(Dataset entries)
>>>>

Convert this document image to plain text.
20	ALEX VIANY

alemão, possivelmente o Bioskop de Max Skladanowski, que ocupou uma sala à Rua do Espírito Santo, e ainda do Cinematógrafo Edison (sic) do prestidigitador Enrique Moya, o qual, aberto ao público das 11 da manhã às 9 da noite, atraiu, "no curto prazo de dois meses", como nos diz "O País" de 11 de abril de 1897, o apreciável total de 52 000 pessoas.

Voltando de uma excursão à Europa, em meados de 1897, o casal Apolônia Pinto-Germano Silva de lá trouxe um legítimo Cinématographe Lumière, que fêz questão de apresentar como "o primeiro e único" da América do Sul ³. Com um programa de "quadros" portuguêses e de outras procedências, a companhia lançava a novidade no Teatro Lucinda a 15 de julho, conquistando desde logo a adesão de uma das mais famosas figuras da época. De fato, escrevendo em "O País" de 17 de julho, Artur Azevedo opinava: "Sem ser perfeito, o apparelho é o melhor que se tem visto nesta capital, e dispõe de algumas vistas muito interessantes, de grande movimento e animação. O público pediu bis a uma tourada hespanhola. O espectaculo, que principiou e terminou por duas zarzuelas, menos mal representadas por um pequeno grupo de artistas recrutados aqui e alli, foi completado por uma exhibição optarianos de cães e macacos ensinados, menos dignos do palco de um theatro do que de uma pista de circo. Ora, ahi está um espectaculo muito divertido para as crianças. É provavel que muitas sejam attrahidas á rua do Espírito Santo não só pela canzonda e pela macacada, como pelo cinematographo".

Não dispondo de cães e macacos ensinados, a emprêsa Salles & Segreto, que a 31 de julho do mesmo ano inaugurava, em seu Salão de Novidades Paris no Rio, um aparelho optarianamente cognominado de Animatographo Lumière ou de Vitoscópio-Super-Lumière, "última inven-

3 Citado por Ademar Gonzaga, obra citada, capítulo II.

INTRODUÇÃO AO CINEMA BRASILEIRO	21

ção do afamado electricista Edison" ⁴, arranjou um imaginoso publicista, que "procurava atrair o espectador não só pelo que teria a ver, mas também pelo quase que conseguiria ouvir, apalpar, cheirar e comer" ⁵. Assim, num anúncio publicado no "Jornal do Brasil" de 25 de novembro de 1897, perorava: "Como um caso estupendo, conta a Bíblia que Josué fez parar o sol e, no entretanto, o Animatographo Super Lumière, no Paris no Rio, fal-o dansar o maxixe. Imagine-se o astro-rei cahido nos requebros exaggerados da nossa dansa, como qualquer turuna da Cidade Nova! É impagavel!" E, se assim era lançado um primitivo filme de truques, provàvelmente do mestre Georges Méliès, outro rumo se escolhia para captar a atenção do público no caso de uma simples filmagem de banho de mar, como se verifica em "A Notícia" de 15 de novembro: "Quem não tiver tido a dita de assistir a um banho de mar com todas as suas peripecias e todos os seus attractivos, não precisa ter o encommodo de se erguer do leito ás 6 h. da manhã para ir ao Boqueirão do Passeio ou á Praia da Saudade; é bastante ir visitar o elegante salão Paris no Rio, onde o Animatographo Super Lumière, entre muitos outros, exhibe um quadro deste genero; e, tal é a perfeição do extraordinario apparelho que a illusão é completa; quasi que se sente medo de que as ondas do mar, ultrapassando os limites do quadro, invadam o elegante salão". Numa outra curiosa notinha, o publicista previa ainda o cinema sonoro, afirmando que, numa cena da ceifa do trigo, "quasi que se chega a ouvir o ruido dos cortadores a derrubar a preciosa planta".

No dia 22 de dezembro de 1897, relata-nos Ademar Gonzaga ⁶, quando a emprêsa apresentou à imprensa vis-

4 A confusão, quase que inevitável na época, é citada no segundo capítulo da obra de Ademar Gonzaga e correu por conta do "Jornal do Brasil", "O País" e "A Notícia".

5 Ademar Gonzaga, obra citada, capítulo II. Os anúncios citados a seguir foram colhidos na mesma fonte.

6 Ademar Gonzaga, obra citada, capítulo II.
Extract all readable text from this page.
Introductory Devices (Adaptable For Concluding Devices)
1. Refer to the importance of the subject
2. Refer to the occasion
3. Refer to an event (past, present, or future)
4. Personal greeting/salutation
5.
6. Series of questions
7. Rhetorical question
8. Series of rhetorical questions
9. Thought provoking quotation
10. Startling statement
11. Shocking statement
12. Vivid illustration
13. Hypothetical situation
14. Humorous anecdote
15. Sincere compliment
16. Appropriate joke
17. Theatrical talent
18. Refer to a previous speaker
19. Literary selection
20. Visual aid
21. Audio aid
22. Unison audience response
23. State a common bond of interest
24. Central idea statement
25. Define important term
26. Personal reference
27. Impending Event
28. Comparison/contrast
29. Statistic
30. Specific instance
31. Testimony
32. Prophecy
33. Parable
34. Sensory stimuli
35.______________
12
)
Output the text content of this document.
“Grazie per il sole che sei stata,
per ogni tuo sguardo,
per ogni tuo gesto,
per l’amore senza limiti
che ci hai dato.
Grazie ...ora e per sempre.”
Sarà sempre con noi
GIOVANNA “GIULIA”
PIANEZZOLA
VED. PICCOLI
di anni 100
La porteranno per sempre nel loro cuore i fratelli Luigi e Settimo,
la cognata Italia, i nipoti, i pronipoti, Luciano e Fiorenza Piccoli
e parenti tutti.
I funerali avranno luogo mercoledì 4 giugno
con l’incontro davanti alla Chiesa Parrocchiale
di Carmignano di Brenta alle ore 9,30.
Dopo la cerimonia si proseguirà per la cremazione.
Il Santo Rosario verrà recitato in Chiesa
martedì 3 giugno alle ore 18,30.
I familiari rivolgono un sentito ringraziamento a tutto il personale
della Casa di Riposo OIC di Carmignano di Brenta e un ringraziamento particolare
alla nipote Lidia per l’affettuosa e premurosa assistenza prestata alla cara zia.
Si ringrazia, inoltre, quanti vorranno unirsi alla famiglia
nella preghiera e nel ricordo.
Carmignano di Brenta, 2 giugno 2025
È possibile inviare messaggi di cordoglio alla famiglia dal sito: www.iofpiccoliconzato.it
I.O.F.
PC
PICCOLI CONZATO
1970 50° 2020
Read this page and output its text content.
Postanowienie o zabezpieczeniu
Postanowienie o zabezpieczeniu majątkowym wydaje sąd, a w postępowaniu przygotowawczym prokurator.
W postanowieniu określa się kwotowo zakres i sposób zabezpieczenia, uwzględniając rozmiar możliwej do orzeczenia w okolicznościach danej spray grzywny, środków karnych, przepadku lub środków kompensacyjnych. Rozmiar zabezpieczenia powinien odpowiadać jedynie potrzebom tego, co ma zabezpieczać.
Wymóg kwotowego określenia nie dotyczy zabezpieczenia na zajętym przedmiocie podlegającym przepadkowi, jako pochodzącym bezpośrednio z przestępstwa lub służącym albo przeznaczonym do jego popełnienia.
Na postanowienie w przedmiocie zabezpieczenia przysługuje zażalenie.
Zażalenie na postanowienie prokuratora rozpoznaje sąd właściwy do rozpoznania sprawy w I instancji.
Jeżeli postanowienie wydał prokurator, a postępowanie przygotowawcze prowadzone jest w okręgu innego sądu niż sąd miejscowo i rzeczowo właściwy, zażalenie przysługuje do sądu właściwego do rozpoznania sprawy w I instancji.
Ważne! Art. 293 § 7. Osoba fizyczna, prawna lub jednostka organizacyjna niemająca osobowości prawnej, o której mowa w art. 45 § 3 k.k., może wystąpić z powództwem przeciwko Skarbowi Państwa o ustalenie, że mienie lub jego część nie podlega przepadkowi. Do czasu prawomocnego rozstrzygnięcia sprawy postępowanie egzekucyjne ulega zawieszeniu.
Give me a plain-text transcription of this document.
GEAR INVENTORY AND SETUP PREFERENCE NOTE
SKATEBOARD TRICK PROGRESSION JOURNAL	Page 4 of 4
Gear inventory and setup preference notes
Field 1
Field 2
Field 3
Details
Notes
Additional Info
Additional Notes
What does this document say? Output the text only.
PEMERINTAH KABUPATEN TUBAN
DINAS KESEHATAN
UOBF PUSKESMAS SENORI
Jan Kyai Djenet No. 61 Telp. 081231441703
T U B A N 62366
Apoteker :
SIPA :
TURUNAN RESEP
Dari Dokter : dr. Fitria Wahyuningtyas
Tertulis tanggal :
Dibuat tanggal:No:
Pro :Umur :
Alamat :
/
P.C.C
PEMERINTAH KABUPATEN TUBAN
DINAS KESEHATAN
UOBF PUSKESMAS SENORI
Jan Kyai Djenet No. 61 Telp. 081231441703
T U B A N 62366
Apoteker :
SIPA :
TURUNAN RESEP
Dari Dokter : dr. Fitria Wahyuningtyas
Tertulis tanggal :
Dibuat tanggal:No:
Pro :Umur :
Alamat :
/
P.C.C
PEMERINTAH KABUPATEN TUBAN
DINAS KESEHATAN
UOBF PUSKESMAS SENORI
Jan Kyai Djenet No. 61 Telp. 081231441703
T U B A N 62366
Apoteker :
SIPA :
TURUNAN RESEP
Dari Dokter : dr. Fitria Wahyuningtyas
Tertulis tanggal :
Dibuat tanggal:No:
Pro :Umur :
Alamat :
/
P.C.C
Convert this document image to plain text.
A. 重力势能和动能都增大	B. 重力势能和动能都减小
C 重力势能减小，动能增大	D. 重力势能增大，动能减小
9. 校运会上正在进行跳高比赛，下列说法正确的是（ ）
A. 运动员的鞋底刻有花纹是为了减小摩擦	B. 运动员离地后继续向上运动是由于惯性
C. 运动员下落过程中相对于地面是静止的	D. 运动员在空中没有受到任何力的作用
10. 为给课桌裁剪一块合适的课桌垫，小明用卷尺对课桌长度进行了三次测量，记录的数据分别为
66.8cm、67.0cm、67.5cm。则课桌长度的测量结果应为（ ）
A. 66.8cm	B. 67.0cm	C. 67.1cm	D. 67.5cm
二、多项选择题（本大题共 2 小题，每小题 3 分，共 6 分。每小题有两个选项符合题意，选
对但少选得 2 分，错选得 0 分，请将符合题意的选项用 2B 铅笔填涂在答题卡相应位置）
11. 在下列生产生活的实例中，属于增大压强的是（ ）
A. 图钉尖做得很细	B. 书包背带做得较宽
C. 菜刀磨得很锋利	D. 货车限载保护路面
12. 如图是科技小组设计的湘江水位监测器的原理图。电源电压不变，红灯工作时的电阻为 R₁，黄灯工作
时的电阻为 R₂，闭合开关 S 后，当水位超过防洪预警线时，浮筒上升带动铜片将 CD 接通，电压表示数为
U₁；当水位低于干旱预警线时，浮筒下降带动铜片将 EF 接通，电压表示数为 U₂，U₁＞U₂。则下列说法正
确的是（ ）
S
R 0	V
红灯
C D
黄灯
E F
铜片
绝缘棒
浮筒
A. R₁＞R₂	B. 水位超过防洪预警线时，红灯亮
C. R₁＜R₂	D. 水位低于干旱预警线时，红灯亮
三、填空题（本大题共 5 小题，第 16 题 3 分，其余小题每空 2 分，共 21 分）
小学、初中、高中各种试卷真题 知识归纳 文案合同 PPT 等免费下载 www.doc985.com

<<<<

Write only the number of lines that include "Espírito".

2